* _RECORDS FOR THIS EXERCISE_:
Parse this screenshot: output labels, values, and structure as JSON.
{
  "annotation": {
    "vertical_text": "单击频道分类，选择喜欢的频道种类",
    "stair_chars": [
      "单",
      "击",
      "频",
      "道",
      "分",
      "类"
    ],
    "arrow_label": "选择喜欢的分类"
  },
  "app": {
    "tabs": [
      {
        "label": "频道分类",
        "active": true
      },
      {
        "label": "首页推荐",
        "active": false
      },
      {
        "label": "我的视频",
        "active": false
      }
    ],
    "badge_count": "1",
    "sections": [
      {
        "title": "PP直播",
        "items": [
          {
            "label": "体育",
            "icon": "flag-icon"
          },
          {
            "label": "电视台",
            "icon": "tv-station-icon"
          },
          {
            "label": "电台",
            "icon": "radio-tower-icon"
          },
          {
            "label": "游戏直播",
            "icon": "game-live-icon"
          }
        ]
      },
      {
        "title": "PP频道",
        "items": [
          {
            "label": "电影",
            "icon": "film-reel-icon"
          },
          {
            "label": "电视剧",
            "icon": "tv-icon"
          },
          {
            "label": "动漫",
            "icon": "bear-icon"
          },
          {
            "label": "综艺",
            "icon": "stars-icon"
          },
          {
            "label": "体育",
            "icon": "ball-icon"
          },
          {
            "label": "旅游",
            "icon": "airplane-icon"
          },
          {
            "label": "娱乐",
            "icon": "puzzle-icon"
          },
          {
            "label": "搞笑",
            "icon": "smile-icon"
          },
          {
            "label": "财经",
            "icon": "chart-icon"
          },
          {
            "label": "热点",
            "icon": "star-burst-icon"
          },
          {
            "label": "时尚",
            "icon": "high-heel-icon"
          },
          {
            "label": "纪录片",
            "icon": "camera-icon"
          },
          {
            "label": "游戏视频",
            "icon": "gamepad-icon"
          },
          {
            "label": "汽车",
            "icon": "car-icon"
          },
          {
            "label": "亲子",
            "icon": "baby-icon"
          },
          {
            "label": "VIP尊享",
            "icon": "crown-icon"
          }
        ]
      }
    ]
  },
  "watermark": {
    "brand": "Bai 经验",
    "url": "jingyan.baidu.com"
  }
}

* _WHAT IS NEEDED_:
From the data above, extract every line in its exact form.

* _FINISHED EXERCISE_:
Parse this screenshot: output labels, values, and structure as JSON.
{
  "annotation": {
    "vertical_text": "单击频道分类，选择喜欢的频道种类",
    "stair_chars": [
      "单",
      "击",
      "频",
      "道",
      "分",
      "类"
    ],
    "arrow_label": "选择喜欢的分类"
  },
  "app": {
    "tabs": [
      {
        "label": "频道分类",
        "active": true
      },
      {
        "label": "首页推荐",
        "active": false
      },
      {
        "label": "我的视频",
        "active": false
      }
    ],
    "badge_count": "1",
    "sections": [
      {
        "title": "PP直播",
        "items": [
          {
            "label": "体育",
            "icon": "flag-icon"
          },
          {
            "label": "电视台",
            "icon": "tv-station-icon"
          },
          {
            "label": "电台",
            "icon": "radio-tower-icon"
          },
          {
            "label": "游戏直播",
            "icon": "game-live-icon"
          }
        ]
      },
      {
        "title": "PP频道",
        "items": [
          {
            "label": "电影",
            "icon": "film-reel-icon"
          },
          {
            "label": "电视剧",
            "icon": "tv-icon"
          },
          {
            "label": "动漫",
            "icon": "bear-icon"
          },
          {
            "label": "综艺",
            "icon": "stars-icon"
          },
          {
            "label": "体育",
            "icon": "ball-icon"
          },
          {
            "label": "旅游",
            "icon": "airplane-icon"
          },
          {
            "label": "娱乐",
            "icon": "puzzle-icon"
          },
          {
            "label": "搞笑",
            "icon": "smile-icon"
          },
          {
            "label": "财经",
            "icon": "chart-icon"
          },
          {
            "label": "热点",
            "icon": "star-burst-icon"
          },
          {
            "label": "时尚",
            "icon": "high-heel-icon"
          },
          {
            "label": "纪录片",
            "icon": "camera-icon"
          },
          {
            "label": "游戏视频",
            "icon": "gamepad-icon"
          },
          {
            "label": "汽车",
            "icon": "car-icon"
          },
          {
            "label": "亲子",
            "icon": "baby-icon"
          },
          {
            "label": "VIP尊享",
            "icon": "crown-icon"
          }
        ]
      }
    ]
  },
  "watermark": {
    "brand": "Bai 经验",
    "url": "jingyan.baidu.com"
  }
}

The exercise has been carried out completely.